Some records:
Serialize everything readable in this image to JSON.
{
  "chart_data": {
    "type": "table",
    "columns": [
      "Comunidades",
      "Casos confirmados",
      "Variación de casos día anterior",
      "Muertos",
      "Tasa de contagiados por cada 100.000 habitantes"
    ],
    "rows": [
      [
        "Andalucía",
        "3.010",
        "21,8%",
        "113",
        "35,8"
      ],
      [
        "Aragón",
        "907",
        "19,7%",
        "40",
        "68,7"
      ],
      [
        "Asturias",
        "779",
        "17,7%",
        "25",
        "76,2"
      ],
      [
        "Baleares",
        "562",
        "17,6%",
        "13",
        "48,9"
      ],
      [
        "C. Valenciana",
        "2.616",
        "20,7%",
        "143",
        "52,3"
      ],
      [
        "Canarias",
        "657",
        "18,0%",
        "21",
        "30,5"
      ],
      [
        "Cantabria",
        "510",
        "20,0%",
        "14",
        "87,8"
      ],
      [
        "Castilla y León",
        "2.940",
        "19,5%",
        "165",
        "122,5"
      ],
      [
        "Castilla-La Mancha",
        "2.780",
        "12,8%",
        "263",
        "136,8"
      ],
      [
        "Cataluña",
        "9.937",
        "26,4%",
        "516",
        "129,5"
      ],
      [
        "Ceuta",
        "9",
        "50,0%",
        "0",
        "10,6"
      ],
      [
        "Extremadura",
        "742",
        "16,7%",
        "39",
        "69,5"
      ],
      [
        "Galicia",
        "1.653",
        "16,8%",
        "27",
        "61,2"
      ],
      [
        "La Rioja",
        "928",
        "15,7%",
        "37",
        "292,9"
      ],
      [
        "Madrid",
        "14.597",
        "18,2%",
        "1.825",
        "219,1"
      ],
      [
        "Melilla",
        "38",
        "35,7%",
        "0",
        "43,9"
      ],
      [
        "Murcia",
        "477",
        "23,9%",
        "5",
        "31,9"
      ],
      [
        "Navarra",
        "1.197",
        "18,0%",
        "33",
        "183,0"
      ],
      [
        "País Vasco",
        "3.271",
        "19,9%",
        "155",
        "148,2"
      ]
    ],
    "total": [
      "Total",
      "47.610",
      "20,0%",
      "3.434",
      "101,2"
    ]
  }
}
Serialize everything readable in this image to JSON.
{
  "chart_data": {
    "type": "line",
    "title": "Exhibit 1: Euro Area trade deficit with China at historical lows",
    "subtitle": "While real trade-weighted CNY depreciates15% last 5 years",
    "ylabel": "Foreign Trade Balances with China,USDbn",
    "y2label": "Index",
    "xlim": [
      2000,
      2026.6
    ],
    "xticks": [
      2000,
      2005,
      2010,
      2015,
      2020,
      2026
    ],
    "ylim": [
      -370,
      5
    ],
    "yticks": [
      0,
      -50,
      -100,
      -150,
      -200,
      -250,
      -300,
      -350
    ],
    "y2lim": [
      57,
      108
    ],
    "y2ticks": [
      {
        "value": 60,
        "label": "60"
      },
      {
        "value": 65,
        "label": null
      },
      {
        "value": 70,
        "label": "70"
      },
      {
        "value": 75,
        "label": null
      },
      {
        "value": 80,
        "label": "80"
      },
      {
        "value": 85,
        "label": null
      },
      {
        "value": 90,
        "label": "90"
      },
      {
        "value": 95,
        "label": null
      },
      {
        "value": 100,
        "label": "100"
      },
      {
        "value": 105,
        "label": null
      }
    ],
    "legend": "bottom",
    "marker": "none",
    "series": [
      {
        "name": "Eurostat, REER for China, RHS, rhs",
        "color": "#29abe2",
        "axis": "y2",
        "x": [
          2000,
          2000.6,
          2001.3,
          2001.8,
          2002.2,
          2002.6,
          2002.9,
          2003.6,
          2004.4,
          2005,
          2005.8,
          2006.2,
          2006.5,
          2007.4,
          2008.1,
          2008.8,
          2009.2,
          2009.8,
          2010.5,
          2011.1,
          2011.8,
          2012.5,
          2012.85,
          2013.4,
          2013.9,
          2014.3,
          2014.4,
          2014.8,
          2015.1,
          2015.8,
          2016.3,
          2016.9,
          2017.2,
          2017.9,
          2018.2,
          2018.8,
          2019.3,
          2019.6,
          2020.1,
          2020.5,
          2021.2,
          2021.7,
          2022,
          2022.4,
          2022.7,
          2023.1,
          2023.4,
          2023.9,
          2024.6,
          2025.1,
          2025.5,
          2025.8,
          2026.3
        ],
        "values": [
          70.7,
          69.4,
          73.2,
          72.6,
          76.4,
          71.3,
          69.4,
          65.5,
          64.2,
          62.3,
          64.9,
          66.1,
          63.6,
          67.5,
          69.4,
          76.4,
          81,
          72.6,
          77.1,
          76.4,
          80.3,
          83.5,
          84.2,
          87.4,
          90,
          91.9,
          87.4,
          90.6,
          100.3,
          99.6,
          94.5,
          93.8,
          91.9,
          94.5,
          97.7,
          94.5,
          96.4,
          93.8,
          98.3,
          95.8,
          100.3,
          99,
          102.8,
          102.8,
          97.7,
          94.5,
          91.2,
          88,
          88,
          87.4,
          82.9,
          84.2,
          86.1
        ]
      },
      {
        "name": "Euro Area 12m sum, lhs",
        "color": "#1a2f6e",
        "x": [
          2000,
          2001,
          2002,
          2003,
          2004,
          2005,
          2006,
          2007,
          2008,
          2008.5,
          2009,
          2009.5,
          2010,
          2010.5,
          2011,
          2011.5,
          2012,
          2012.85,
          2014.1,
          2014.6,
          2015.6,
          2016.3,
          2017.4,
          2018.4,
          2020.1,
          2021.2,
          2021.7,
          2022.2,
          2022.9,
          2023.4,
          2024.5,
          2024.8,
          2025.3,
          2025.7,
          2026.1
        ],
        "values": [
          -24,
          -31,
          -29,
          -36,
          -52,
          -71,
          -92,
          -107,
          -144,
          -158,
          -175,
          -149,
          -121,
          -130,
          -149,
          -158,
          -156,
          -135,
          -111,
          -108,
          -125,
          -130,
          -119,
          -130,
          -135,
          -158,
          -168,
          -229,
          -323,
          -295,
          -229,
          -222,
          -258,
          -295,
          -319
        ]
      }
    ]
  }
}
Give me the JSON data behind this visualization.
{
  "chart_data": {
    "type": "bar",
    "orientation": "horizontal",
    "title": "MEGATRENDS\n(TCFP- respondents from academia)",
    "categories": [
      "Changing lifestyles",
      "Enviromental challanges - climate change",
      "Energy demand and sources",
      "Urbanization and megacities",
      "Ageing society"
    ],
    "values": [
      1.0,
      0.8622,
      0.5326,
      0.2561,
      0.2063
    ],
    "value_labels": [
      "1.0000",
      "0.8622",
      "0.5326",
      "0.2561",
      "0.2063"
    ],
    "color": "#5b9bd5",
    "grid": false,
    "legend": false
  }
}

Set task. Only the lines from the one that contains "Give me the" to the end of the data should be output, exactly as they appear.

Result of the exercise.
Give me the JSON data behind this visualization.
{
  "chart_data": {
    "type": "bar",
    "orientation": "horizontal",
    "title": "MEGATRENDS\n(TCFP- respondents from academia)",
    "categories": [
      "Changing lifestyles",
      "Enviromental challanges - climate change",
      "Energy demand and sources",
      "Urbanization and megacities",
      "Ageing society"
    ],
    "values": [
      1.0,
      0.8622,
      0.5326,
      0.2561,
      0.2063
    ],
    "value_labels": [
      "1.0000",
      "0.8622",
      "0.5326",
      "0.2561",
      "0.2063"
    ],
    "color": "#5b9bd5",
    "grid": false,
    "legend": false
  }
}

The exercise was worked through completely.